### WHAT YOU ARE ASKED TO DO
Using the data below, copy each line that includes the word "name".

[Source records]
%%

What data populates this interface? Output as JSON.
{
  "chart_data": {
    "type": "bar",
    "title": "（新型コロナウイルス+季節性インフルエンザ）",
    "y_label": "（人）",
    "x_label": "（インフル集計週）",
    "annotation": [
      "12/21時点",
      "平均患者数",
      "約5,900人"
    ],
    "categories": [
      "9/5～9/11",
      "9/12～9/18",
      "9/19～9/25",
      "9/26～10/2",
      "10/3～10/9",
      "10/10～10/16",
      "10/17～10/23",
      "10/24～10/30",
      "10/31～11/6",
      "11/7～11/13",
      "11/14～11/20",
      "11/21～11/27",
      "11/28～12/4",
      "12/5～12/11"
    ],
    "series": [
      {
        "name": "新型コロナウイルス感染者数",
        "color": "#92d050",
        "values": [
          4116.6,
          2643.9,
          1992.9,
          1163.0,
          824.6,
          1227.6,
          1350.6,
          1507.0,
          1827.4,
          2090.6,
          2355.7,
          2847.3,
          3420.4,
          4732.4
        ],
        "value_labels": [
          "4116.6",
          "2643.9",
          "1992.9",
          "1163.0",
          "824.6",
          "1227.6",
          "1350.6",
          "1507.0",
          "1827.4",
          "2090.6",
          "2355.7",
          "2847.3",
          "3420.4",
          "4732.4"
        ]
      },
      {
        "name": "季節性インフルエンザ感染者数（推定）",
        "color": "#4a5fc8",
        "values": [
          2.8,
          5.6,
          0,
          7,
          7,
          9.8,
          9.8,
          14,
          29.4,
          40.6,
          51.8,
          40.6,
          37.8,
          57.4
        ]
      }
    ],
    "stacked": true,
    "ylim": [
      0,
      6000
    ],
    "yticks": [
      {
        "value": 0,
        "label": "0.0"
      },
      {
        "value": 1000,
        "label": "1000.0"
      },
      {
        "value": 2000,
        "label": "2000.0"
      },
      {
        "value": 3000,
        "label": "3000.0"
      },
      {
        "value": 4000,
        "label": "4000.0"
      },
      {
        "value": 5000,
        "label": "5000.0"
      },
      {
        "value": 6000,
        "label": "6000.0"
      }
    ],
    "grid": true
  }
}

%%

### THE SOLUTION
        "name": "新型コロナウイルス感染者数",
        "name": "季節性インフルエンザ感染者数（推定）",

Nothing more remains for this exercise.